## Exercise data

[Start]

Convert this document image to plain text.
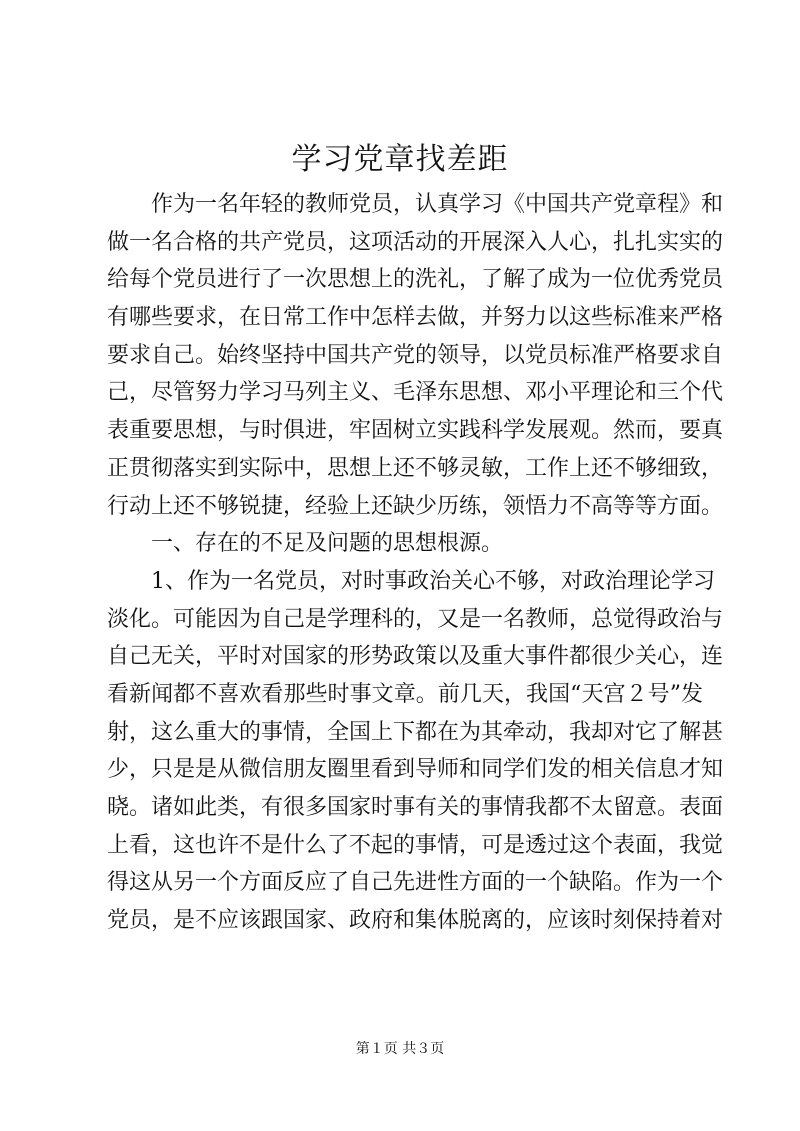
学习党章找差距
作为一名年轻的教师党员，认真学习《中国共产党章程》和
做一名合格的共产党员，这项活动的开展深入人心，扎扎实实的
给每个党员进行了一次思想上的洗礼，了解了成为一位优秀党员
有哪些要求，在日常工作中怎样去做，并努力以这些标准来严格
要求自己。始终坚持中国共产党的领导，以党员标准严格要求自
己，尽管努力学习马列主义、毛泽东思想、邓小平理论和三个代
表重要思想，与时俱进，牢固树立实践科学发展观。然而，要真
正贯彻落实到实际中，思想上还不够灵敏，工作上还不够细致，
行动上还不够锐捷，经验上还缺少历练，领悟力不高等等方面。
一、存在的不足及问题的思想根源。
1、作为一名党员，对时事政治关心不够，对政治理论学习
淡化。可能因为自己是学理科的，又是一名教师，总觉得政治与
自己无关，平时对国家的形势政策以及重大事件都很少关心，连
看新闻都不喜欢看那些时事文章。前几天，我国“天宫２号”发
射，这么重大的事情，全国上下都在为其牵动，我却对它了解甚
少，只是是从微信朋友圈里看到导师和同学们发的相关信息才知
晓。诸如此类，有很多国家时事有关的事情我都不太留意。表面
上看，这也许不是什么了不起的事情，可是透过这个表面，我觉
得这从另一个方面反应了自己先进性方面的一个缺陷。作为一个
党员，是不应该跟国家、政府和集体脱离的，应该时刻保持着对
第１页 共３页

[End]
[Start]

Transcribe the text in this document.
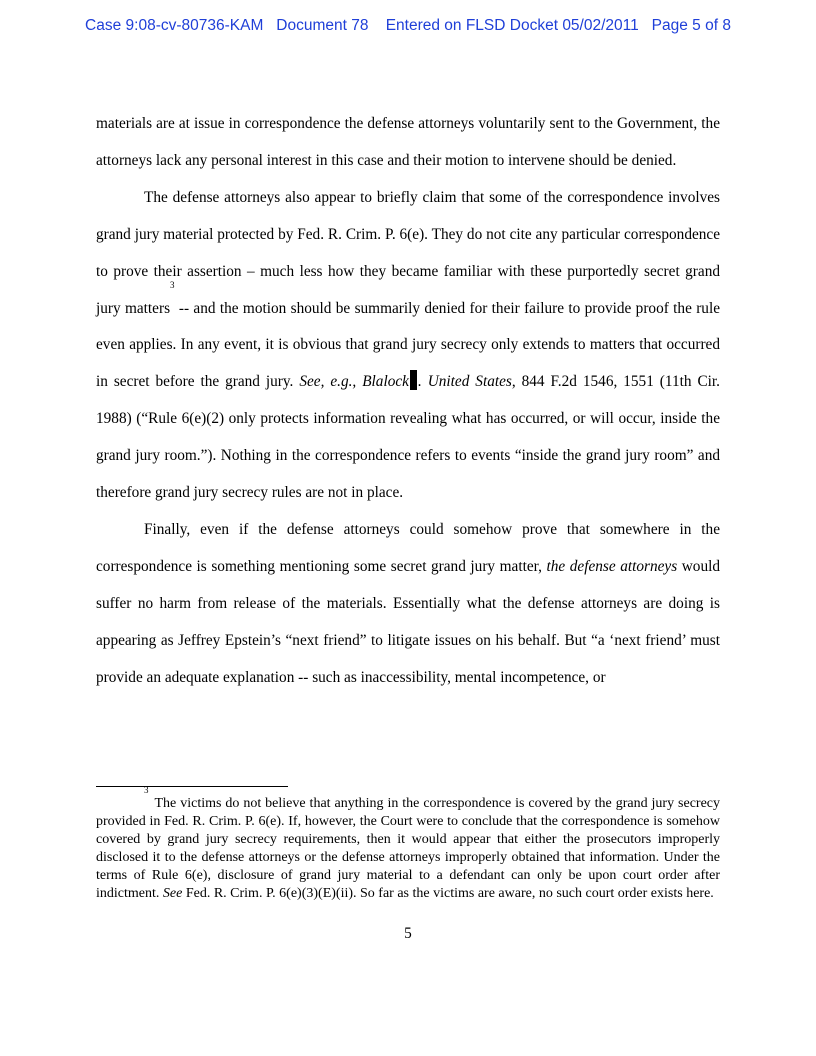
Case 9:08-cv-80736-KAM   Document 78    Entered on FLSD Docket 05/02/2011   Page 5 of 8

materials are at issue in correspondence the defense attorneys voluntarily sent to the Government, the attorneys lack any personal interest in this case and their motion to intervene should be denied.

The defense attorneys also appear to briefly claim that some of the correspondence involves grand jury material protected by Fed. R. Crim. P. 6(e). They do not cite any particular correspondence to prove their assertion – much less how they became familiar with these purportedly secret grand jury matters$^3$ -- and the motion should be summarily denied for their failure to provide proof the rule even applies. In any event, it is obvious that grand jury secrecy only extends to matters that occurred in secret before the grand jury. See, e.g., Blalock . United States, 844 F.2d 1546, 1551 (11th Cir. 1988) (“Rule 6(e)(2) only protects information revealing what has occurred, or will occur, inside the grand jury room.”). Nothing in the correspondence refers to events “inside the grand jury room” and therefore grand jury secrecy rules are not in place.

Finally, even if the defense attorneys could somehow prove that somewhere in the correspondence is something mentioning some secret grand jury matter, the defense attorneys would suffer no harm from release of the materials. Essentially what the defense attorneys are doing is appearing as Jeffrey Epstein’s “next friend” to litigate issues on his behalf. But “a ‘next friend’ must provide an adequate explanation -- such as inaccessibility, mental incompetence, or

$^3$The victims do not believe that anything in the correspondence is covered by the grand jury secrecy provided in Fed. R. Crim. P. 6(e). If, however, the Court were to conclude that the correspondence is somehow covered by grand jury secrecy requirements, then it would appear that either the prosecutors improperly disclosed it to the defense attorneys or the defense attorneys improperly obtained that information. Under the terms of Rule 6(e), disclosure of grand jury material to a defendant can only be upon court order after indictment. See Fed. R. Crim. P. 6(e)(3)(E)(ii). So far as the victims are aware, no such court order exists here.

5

[End]
[Start]

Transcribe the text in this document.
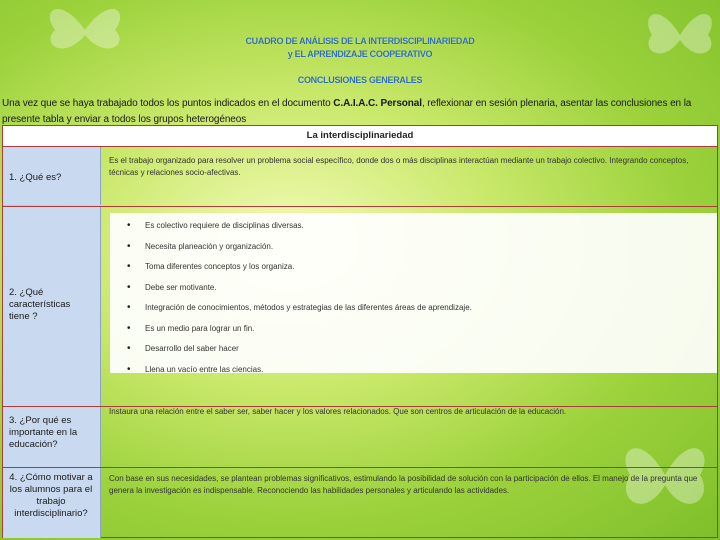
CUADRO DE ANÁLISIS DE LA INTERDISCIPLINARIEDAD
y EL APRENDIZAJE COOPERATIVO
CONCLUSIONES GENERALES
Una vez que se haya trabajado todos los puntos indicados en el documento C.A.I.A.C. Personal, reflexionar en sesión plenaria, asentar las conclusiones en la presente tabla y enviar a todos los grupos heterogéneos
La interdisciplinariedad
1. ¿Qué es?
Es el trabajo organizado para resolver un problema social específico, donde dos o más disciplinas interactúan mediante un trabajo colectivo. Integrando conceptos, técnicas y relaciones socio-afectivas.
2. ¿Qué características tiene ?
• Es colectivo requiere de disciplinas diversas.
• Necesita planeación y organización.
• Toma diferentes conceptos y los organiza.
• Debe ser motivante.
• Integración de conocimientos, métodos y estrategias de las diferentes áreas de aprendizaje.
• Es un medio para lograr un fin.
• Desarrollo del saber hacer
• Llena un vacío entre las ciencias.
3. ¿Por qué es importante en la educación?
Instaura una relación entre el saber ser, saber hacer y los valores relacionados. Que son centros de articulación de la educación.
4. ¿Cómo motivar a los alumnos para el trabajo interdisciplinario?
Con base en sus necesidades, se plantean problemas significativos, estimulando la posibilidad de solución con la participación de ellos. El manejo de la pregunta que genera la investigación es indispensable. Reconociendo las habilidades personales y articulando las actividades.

[End]

## The exercise
Filter the records above for lines containing the word "hacer", and copy those lines.

## Solution to the problem
• Desarrollo del saber hacer
Instaura una relación entre el saber ser, saber hacer y los valores relacionados. Que son centros de articulación de la educación.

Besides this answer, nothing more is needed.